▶ Record list:
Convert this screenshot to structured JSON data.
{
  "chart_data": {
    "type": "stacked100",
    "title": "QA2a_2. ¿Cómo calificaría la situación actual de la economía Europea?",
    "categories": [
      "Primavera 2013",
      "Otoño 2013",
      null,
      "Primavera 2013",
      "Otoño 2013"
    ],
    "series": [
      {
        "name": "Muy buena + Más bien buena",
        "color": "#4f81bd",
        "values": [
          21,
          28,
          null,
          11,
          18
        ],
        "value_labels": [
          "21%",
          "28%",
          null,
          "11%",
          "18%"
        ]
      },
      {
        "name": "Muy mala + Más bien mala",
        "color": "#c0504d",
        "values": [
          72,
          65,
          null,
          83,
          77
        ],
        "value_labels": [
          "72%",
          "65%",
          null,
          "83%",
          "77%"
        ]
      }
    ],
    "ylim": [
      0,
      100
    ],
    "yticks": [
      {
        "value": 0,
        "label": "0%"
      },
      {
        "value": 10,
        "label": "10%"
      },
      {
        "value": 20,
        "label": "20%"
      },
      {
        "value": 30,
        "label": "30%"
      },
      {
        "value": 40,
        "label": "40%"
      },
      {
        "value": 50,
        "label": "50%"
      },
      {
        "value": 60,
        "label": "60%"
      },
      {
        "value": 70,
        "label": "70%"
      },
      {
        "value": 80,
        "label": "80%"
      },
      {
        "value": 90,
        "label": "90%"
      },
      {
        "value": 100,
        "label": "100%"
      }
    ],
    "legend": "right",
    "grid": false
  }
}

▶ Description of the task:
Extract, word for word, each line of the listing above.

▶ Task answer:
Convert this screenshot to structured JSON data.
{
  "chart_data": {
    "type": "stacked100",
    "title": "QA2a_2. ¿Cómo calificaría la situación actual de la economía Europea?",
    "categories": [
      "Primavera 2013",
      "Otoño 2013",
      null,
      "Primavera 2013",
      "Otoño 2013"
    ],
    "series": [
      {
        "name": "Muy buena + Más bien buena",
        "color": "#4f81bd",
        "values": [
          21,
          28,
          null,
          11,
          18
        ],
        "value_labels": [
          "21%",
          "28%",
          null,
          "11%",
          "18%"
        ]
      },
      {
        "name": "Muy mala + Más bien mala",
        "color": "#c0504d",
        "values": [
          72,
          65,
          null,
          83,
          77
        ],
        "value_labels": [
          "72%",
          "65%",
          null,
          "83%",
          "77%"
        ]
      }
    ],
    "ylim": [
      0,
      100
    ],
    "yticks": [
      {
        "value": 0,
        "label": "0%"
      },
      {
        "value": 10,
        "label": "10%"
      },
      {
        "value": 20,
        "label": "20%"
      },
      {
        "value": 30,
        "label": "30%"
      },
      {
        "value": 40,
        "label": "40%"
      },
      {
        "value": 50,
        "label": "50%"
      },
      {
        "value": 60,
        "label": "60%"
      },
      {
        "value": 70,
        "label": "70%"
      },
      {
        "value": 80,
        "label": "80%"
      },
      {
        "value": 90,
        "label": "90%"
      },
      {
        "value": 100,
        "label": "100%"
      }
    ],
    "legend": "right",
    "grid": false
  }
}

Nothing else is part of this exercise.